[Dataset records]
<<<<

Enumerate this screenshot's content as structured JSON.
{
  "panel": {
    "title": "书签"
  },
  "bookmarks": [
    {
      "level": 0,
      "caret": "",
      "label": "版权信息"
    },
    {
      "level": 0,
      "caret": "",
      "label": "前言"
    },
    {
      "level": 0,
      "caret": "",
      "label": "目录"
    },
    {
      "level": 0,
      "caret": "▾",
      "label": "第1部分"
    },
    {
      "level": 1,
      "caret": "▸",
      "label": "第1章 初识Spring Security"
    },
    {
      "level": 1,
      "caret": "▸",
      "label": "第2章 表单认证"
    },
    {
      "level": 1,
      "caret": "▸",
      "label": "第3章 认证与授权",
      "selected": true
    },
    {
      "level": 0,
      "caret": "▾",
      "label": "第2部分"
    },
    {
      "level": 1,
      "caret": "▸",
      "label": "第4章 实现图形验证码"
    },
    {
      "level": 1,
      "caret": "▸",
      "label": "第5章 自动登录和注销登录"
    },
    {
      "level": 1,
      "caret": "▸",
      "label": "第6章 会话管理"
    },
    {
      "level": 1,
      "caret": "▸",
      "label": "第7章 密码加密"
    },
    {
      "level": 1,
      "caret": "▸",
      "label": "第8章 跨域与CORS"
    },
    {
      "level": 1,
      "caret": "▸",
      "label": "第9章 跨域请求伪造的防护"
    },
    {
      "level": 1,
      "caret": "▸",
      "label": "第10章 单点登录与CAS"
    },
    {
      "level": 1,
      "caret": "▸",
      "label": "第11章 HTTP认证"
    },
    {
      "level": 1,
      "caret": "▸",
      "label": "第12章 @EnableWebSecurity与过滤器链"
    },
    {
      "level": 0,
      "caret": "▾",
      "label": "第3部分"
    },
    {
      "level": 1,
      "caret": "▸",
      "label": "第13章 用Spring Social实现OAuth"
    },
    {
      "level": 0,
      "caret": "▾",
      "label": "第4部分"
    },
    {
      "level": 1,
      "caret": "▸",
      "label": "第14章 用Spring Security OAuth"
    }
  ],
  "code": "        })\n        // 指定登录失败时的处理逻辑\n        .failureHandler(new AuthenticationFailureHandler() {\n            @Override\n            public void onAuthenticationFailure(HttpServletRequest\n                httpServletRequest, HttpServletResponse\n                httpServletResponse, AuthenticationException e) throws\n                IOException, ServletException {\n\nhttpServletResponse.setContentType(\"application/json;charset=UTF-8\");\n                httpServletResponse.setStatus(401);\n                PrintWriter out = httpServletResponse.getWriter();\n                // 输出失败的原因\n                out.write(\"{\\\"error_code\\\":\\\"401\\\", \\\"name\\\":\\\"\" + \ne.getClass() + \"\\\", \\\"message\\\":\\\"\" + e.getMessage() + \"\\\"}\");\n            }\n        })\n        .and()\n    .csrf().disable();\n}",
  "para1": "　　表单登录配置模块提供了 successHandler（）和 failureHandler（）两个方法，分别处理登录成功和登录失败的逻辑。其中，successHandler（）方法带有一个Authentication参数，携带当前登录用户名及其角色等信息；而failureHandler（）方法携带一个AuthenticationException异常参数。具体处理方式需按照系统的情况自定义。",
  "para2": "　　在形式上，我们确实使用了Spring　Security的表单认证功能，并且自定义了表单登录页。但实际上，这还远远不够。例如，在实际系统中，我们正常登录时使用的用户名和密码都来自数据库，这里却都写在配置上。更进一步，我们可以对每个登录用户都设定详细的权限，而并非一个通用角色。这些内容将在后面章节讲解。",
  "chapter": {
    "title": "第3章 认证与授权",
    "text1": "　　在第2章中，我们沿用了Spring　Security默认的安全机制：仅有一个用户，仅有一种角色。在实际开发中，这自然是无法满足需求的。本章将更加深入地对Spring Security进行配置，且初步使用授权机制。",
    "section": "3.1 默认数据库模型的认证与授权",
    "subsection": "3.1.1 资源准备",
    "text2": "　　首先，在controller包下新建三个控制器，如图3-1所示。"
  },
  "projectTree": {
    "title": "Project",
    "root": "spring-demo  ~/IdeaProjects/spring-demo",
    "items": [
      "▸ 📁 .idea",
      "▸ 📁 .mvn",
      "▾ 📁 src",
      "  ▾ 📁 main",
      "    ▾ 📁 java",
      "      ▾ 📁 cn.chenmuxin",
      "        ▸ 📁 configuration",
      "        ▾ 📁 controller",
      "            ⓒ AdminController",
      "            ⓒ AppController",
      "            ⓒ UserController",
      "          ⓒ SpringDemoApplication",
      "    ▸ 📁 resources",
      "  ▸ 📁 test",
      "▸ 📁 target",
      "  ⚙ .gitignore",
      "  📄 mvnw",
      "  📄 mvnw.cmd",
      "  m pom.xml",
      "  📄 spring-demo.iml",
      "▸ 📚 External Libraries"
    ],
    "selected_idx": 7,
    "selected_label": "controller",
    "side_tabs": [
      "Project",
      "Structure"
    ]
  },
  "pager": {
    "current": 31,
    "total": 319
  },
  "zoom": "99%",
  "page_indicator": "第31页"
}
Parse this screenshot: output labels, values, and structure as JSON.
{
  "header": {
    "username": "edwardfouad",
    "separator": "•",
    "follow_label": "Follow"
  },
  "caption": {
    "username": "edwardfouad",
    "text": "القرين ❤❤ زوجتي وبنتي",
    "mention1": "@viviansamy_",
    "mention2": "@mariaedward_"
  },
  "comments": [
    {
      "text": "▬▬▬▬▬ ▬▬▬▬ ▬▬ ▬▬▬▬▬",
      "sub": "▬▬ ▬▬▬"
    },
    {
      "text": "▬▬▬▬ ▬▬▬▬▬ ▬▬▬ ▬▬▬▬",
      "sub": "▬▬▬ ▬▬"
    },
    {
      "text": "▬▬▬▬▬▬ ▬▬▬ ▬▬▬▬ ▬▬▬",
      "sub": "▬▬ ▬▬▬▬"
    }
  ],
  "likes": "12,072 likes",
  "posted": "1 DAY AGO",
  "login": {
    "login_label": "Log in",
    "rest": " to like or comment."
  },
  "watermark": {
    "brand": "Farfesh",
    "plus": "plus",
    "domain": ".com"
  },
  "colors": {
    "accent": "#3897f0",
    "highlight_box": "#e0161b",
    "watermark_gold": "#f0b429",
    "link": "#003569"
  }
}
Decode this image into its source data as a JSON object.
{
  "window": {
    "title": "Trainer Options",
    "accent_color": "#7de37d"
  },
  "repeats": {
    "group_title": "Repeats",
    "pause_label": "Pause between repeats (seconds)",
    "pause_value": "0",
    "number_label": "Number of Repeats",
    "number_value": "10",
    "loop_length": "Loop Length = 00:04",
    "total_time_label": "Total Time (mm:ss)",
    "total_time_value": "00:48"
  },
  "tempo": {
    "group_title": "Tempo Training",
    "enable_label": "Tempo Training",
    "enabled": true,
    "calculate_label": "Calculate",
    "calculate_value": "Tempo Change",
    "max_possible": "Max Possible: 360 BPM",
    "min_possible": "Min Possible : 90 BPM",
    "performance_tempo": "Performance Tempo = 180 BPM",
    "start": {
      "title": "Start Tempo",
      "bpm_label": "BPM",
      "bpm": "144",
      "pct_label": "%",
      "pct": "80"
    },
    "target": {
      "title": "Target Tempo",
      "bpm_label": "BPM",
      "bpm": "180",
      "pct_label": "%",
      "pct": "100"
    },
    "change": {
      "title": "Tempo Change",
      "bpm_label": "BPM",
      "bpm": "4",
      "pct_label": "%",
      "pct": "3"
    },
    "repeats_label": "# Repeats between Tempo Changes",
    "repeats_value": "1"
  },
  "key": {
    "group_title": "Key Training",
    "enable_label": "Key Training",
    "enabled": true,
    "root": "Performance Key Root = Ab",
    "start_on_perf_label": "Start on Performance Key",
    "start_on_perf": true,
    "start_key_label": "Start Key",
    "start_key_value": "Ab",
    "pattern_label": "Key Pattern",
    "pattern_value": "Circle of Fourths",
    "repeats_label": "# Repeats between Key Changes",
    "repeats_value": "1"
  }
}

>>>>

Required task: Give the number of lines in the entries that include the string "Performance", and nothing more.

Output below: 3